#### The input ####

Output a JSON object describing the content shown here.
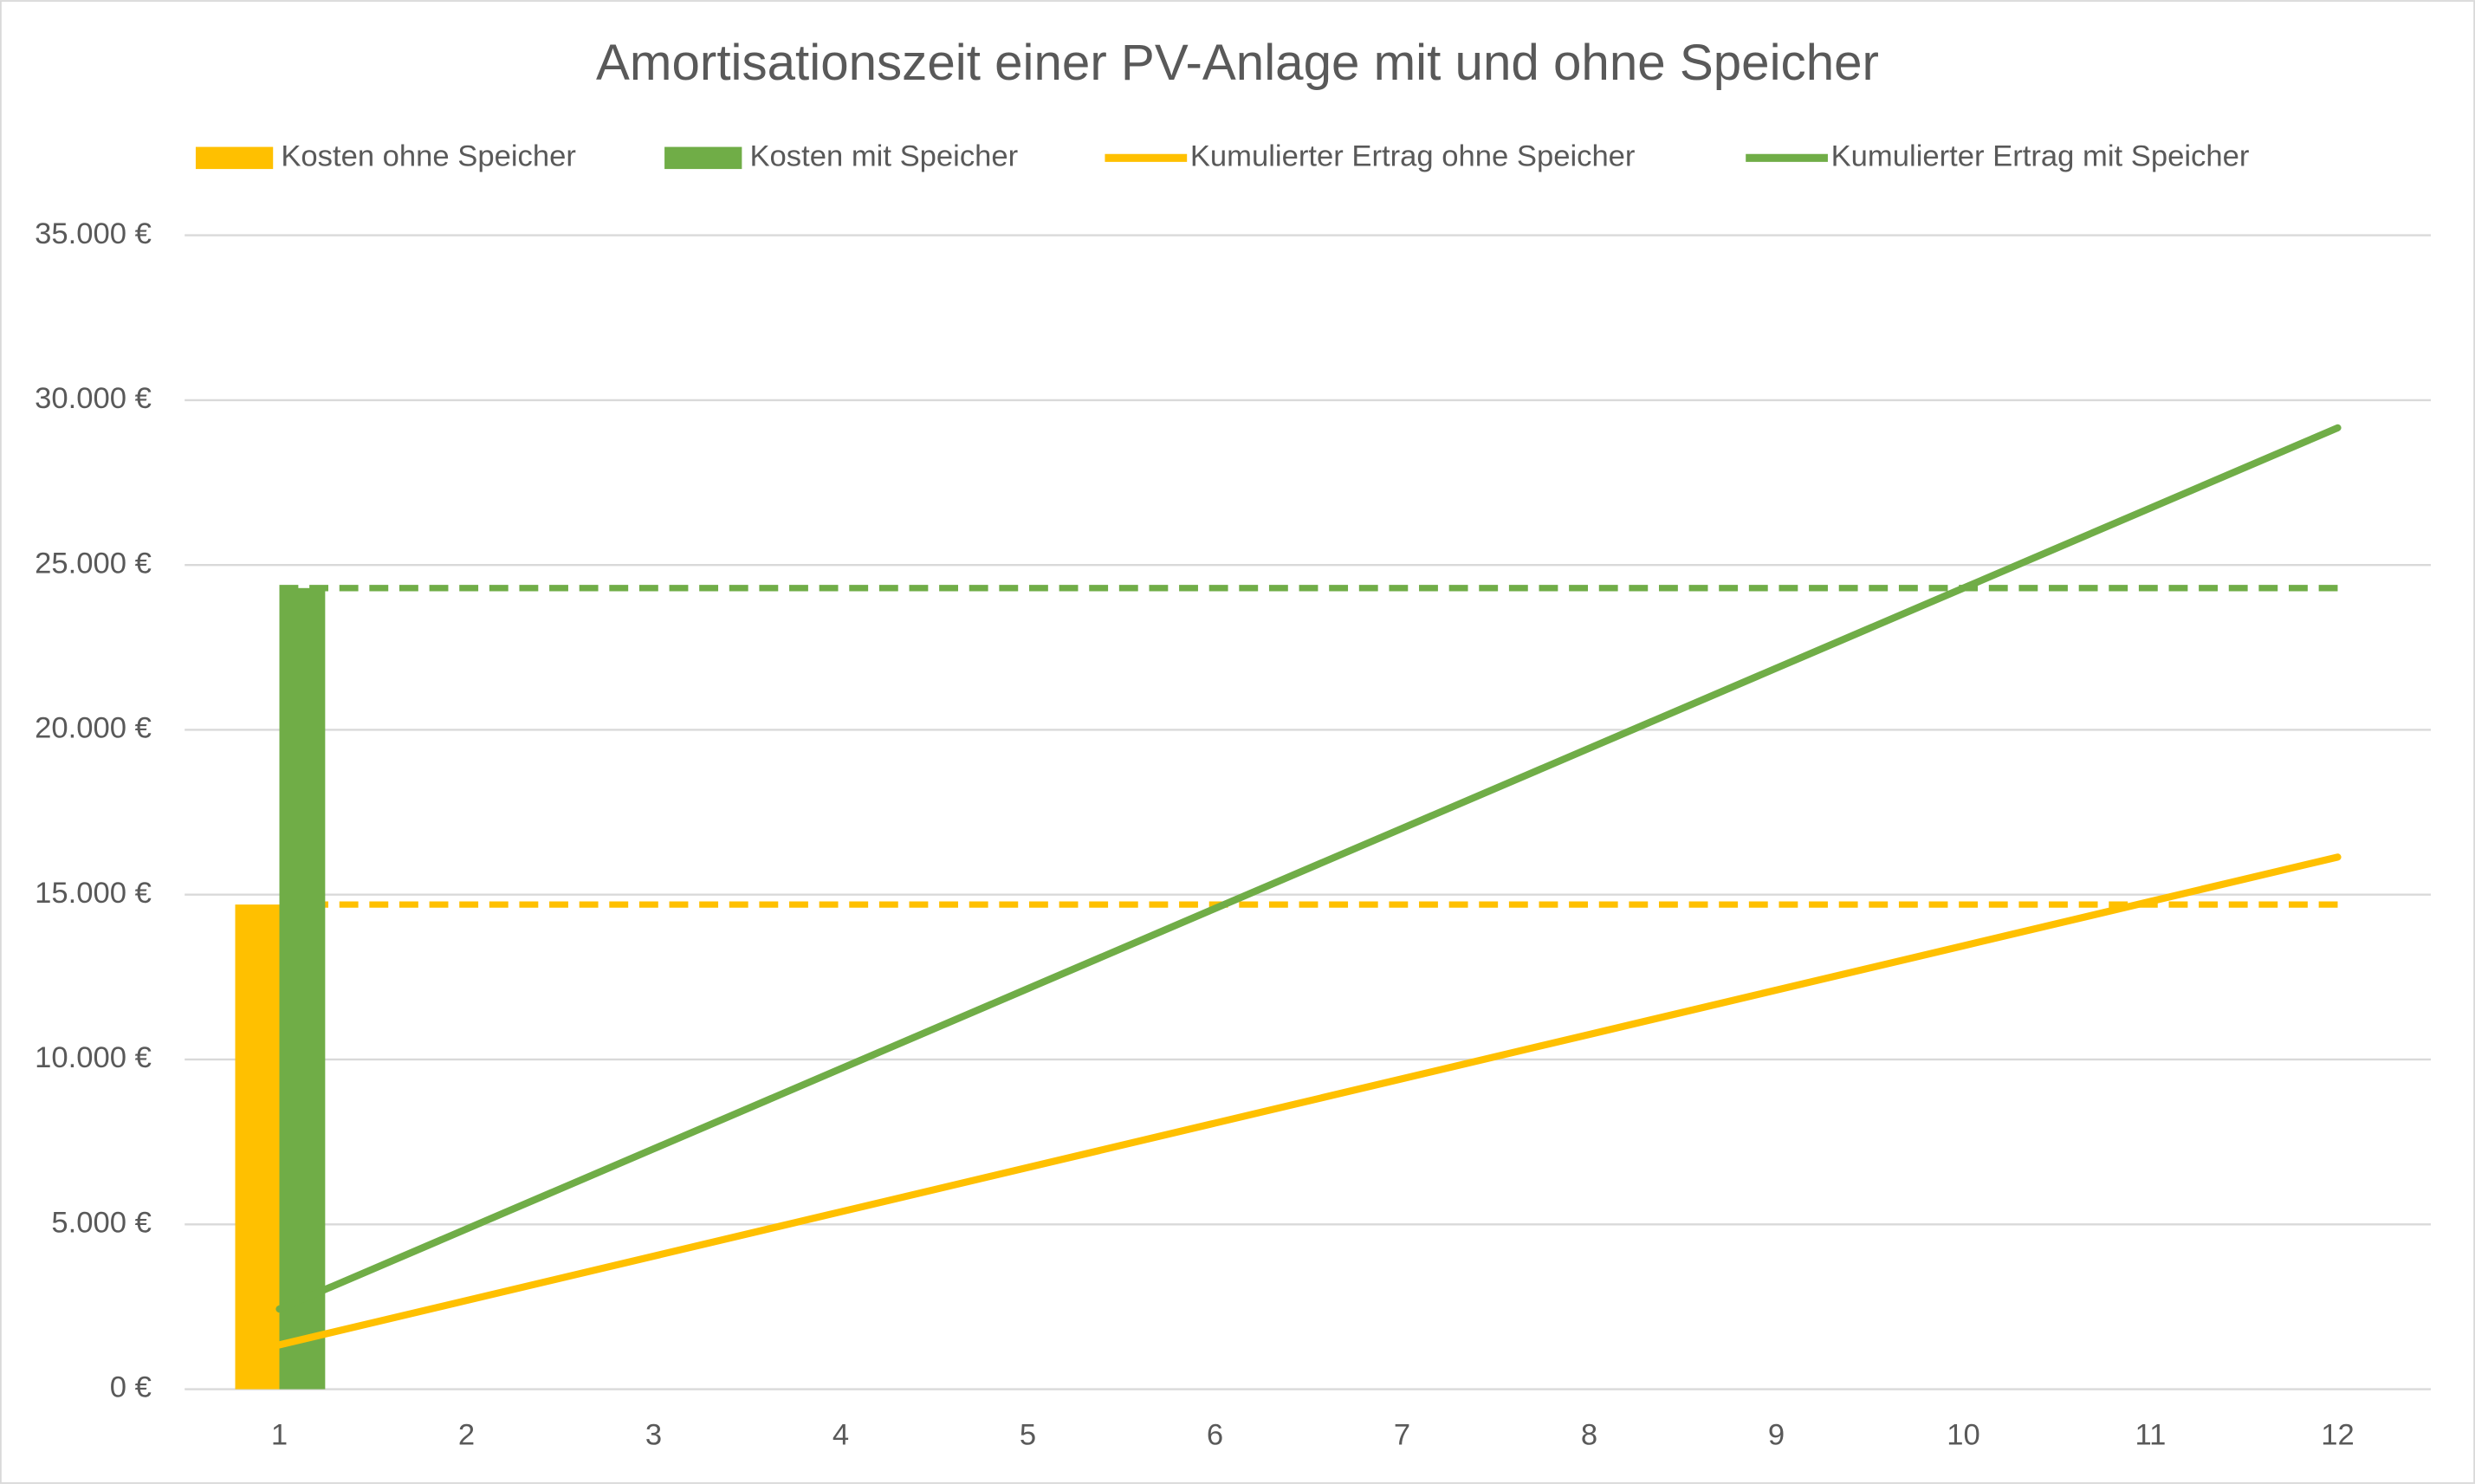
{
  "chart_data": {
    "type": "bar",
    "title": "Amortisationszeit einer PV-Anlage mit und ohne Speicher",
    "categories": [
      1,
      2,
      3,
      4,
      5,
      6,
      7,
      8,
      9,
      10,
      11,
      12
    ],
    "series": [
      {
        "name": "Kosten ohne Speicher",
        "type": "bar",
        "color": "#ffc000",
        "values": [
          14700,
          null,
          null,
          null,
          null,
          null,
          null,
          null,
          null,
          null,
          null,
          null
        ]
      },
      {
        "name": "Kosten mit Speicher",
        "type": "bar",
        "color": "#70ad47",
        "values": [
          24300,
          null,
          null,
          null,
          null,
          null,
          null,
          null,
          null,
          null,
          null,
          null
        ]
      },
      {
        "name": "Kumulierter Ertrag ohne Speicher",
        "type": "line",
        "color": "#ffc000",
        "values": [
          1345,
          2690,
          4035,
          5380,
          6725,
          8070,
          9415,
          10760,
          12105,
          13450,
          14795,
          16140
        ]
      },
      {
        "name": "Kumulierter Ertrag mit Speicher",
        "type": "line",
        "color": "#70ad47",
        "values": [
          2430,
          4860,
          7290,
          9720,
          12150,
          14580,
          17010,
          19440,
          21870,
          24300,
          26730,
          29160
        ]
      }
    ],
    "ylim": [
      0,
      35000
    ],
    "yticks": [
      {
        "value": 0,
        "label": "0 €"
      },
      {
        "value": 5000,
        "label": "5.000 €"
      },
      {
        "value": 10000,
        "label": "10.000 €"
      },
      {
        "value": 15000,
        "label": "15.000 €"
      },
      {
        "value": 20000,
        "label": "20.000 €"
      },
      {
        "value": 25000,
        "label": "25.000 €"
      },
      {
        "value": 30000,
        "label": "30.000 €"
      },
      {
        "value": 35000,
        "label": "35.000 €"
      }
    ],
    "grid": true,
    "legend": "top"
  }
}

####

> Exercise instructions:
Omit the pictures and output all of the other material exactly.

> Result for this exercise:
Output a JSON object describing the content shown here.
{
  "chart_data": {
    "type": "bar",
    "title": "Amortisationszeit einer PV-Anlage mit und ohne Speicher",
    "categories": [
      1,
      2,
      3,
      4,
      5,
      6,
      7,
      8,
      9,
      10,
      11,
      12
    ],
    "series": [
      {
        "name": "Kosten ohne Speicher",
        "type": "bar",
        "color": "#ffc000",
        "values": [
          14700,
          null,
          null,
          null,
          null,
          null,
          null,
          null,
          null,
          null,
          null,
          null
        ]
      },
      {
        "name": "Kosten mit Speicher",
        "type": "bar",
        "color": "#70ad47",
        "values": [
          24300,
          null,
          null,
          null,
          null,
          null,
          null,
          null,
          null,
          null,
          null,
          null
        ]
      },
      {
        "name": "Kumulierter Ertrag ohne Speicher",
        "type": "line",
        "color": "#ffc000",
        "values": [
          1345,
          2690,
          4035,
          5380,
          6725,
          8070,
          9415,
          10760,
          12105,
          13450,
          14795,
          16140
        ]
      },
      {
        "name": "Kumulierter Ertrag mit Speicher",
        "type": "line",
        "color": "#70ad47",
        "values": [
          2430,
          4860,
          7290,
          9720,
          12150,
          14580,
          17010,
          19440,
          21870,
          24300,
          26730,
          29160
        ]
      }
    ],
    "ylim": [
      0,
      35000
    ],
    "yticks": [
      {
        "value": 0,
        "label": "0 €"
      },
      {
        "value": 5000,
        "label": "5.000 €"
      },
      {
        "value": 10000,
        "label": "10.000 €"
      },
      {
        "value": 15000,
        "label": "15.000 €"
      },
      {
        "value": 20000,
        "label": "20.000 €"
      },
      {
        "value": 25000,
        "label": "25.000 €"
      },
      {
        "value": 30000,
        "label": "30.000 €"
      },
      {
        "value": 35000,
        "label": "35.000 €"
      }
    ],
    "grid": true,
    "legend": "top"
  }
}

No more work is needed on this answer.